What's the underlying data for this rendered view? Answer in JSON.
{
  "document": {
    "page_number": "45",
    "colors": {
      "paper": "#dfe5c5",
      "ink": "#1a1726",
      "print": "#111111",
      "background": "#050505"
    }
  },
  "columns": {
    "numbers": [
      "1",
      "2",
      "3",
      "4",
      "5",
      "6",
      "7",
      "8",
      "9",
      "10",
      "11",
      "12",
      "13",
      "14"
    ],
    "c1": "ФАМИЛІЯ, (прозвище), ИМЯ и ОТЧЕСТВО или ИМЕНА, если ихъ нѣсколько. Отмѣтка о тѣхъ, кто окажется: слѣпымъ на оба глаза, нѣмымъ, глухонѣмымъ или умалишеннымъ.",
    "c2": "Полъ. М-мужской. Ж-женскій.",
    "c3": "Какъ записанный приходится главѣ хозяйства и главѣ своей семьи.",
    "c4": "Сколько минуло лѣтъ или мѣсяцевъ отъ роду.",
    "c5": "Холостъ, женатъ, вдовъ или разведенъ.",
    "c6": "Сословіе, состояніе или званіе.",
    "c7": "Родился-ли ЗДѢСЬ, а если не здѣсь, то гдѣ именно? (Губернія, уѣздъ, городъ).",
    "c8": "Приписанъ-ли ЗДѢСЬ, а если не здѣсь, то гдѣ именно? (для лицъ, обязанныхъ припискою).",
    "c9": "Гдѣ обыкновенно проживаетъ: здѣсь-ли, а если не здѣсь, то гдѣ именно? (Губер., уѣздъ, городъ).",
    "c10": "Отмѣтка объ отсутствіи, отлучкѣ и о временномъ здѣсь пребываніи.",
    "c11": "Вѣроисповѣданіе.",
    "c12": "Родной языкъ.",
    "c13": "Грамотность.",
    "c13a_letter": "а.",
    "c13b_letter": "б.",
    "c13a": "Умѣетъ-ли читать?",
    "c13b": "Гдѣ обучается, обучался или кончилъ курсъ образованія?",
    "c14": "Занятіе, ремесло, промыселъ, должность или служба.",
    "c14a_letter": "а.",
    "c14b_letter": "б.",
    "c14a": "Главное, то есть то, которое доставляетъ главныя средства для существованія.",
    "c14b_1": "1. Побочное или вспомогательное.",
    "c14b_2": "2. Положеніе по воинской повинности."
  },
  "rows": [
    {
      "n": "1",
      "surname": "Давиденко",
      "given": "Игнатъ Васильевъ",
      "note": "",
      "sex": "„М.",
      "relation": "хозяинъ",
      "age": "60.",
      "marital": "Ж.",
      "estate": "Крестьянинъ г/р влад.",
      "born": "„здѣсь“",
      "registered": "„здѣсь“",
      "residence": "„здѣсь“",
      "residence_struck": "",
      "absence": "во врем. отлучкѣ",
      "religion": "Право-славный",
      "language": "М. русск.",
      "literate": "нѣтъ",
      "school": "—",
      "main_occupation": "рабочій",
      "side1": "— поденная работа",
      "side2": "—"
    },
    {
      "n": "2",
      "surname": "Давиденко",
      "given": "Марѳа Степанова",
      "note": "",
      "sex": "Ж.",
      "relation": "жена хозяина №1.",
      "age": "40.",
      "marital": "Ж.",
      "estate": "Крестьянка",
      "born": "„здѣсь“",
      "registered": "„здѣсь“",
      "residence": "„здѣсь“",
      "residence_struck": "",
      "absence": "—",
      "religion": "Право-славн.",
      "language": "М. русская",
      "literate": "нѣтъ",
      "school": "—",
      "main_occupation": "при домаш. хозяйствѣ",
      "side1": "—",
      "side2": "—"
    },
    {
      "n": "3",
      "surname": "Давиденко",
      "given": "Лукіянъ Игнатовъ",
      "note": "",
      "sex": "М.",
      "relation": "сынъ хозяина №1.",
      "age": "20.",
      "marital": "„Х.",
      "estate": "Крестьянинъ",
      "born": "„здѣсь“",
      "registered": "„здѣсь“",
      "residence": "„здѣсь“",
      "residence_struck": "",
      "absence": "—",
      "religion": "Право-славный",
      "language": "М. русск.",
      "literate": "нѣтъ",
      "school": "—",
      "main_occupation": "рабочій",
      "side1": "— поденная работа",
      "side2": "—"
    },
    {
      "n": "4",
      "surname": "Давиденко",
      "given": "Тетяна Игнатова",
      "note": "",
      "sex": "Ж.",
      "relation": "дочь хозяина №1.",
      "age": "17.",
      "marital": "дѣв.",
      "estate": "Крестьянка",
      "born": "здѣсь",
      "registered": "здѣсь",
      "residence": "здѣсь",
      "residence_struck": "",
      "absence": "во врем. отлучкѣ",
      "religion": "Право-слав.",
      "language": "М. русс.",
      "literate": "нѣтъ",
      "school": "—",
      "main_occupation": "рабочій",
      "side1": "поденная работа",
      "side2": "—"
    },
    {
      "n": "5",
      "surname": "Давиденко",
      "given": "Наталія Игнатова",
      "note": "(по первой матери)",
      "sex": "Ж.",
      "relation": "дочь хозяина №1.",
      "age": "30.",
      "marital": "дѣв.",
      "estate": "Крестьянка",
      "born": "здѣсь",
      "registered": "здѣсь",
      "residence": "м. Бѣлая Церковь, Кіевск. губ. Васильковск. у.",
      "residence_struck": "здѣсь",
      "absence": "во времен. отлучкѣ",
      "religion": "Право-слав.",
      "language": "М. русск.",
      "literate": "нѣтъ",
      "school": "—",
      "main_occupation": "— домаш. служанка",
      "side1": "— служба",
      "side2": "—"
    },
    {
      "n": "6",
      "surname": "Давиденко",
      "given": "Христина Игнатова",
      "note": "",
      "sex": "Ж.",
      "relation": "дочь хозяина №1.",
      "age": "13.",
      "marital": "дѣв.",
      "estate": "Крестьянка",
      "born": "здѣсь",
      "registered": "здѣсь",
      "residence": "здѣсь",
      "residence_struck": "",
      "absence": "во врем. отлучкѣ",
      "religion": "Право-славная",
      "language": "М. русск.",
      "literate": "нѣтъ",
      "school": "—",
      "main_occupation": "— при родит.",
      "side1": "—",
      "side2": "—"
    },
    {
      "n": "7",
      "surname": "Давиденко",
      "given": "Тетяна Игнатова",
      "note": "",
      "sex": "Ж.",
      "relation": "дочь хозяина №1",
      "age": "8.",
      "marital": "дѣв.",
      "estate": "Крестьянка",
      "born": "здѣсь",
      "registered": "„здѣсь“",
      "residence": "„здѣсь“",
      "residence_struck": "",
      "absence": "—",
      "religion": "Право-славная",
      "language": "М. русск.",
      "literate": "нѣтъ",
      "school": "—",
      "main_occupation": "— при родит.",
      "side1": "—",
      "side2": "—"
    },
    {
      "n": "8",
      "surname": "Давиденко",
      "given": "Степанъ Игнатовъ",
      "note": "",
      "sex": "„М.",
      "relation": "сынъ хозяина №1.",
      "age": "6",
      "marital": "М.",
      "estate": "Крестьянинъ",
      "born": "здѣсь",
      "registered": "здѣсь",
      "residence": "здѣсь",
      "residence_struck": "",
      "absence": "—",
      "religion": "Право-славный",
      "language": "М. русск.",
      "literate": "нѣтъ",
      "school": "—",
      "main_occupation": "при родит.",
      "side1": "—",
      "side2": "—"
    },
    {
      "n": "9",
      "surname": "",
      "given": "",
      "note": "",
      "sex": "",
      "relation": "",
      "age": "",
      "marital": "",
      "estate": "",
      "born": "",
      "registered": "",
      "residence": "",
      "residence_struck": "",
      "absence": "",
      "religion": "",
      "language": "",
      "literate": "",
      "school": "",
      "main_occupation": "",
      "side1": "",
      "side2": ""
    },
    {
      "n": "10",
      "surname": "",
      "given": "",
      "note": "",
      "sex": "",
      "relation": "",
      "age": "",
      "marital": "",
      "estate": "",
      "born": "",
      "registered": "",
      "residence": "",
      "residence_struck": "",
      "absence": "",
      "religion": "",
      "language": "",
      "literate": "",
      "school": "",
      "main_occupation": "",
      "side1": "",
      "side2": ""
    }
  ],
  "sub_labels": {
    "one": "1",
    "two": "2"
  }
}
-------
**Problem to work on**
Copy down every line of the entries containing the word "Игнатова".

**Expected output**
      "given": "Тетяна Игнатова",
      "given": "Наталія Игнатова",
      "given": "Христина Игнатова",
      "given": "Тетяна Игнатова",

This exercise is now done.